Document section:
########################################

# Favorite Shot Size For Grouse/Woodcock



## Ray Adams (Feb 17, 2006)

Wondering what is your favorite shot size for grouse and perhaps different for woodcock. My current favorite is #8 chilled shot for early season grouse and woodcock, then switching to #7 1/2 as leaves come down, and finally some hard #6's for December. 

What are your thoughts?

I might mention that these are fired from a 16 gauge SxS in 1oz., no more.

Ray


----------



## Firemedic (Apr 5, 2005)

I'd have to say 7 1/2 and 8's.


----------



## wcoutfitters (Jan 21, 2000)

7 1/2 and 8 for me also. cyl. choke in 12 guage mossberg 500. Some day I will join the club with a 2 barrel.

paul


----------



## FieldWalker (Oct 21, 2003)

I shoot 7's, 7.5's, 8's - depending on cover and time of year.

Search the topic... it has been covered with great detail.


----------



## wyle_e_coyote (Aug 13, 2004)

FieldWalker said:


> I shoot 7's, 7.5's, 8's - depending on cover and time of year.
> 
> Search the topic... it has been covered with great detail.


 
Yes but no one has argued over it yet this week. :lol:


----------



## MERGANZER (Aug 24, 2006)

8's early 6's for late grouse

G


----------



## midwestfisherman (Apr 19, 2001)

wyle_e_coyote said:


> Yes but no one has argued over it yet this week. :lol:


:lol: :lol: :lol: Yeah, we need to keep Joel on his toes!


----------



## FieldWalker (Oct 21, 2003)

midwestfisherman said:


> :lol: :lol: :lol: Yeah, we need to keep Joel on his toes!


Alright then...

8's are fine over setters... for them close range shots... 

In the event you hunt with a GSP, you may want to shoot Fiocci Golden Pheasant... 4 shot :evil: :evil: 

Is that better?


----------



## 2ESRGR8 (Dec 16, 2004)

1400fps of #5 shot thru a cylinder bore 12, pine trees be damned!  

Just kidding, #8 in my wee little 28 gauge has never let me down.


----------



## Sam22 (Jan 22, 2003)

########################################

Stored data:
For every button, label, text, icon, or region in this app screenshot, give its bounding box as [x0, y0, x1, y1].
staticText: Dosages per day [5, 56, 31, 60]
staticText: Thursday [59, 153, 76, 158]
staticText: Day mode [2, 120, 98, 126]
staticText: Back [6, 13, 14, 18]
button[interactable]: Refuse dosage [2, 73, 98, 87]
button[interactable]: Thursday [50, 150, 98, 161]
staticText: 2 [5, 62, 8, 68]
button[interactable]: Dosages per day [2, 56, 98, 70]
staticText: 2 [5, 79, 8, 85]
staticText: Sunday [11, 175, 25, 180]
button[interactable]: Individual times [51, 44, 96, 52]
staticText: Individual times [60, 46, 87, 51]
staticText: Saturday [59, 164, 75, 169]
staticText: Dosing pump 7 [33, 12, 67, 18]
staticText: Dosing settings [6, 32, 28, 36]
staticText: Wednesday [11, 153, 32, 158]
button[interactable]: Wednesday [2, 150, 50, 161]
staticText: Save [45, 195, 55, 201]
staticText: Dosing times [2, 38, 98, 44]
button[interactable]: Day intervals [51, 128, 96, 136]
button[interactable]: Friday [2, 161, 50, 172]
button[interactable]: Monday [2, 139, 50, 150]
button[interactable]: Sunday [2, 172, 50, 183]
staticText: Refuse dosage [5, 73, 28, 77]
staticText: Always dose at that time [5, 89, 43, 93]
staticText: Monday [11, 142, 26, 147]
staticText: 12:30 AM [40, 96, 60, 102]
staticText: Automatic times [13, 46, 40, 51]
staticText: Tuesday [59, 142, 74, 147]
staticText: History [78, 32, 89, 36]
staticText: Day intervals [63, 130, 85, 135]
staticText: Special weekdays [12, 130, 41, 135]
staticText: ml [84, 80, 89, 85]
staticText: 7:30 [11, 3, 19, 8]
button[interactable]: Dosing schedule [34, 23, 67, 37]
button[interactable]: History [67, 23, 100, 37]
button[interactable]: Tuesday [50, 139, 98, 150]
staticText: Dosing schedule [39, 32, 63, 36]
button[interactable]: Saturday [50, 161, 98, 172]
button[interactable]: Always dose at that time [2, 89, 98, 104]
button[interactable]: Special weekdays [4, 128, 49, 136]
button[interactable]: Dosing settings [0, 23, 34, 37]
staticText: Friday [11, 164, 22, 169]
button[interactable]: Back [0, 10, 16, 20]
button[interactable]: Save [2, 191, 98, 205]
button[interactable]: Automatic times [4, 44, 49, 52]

########################################

To-do list:
- A) In the grouse and woodcock shot size thread, rewrite the paragraph beginning "Wondering what is your favorite shot size" as a short list that keeps its main facts.
- B) Carry on the grouse and woodcock shot size thread from the point where it stops.

The answers:
- A)
- Asks for others' favorite shot size for grouse, and possibly a different one for woodcock.
- Current favorite: #8 chilled shot for early season grouse and woodcock.
- Switches to #7 1/2 as the leaves come down.
- Moves to hard #6's for December.

- B)
I like 6's. I think it's because I am dogless, and want them to drop dead and not move. Does anyone worry about putting pellets (8's) in a bird and it still getting away?? I have knocked birds on their rear with shot, and they flew away when I reached down to pick them up.


----------



## roger23 (Jan 14, 2001)

I really like 7 1/2 I load 1 1/4 oz or I did I ran out of Ball Powder that they don't make any more I will have to find a new powder


----------



## Lucky Dog (Jul 4, 2004)

I like #6


----------



## BIGSP (Sep 16, 2004)

Sam22 said:


> I like 6's. I think it's because I am dogless, and want them to drop dead and not move. Does anyone worry about putting pellets (8's) in a bird and it still getting away?? I have knocked birds on their rear with shot, and they flew away when I reached down to pick them up.


That's why I don't like 8's. It is purely antecdotal but, if it messes with your head that's enough to ruin some good days of hunting. I shot a couple of grouse last year with 3/4 ounce nickle plated 8's and had to hit them again because I feared that they were going to keep going.

I now shoot 7 1/2's and occasionally a #6 in the second barrell. Cyl/skt to start the season. I'll let you know after I shoot my limit on Friday how well it works.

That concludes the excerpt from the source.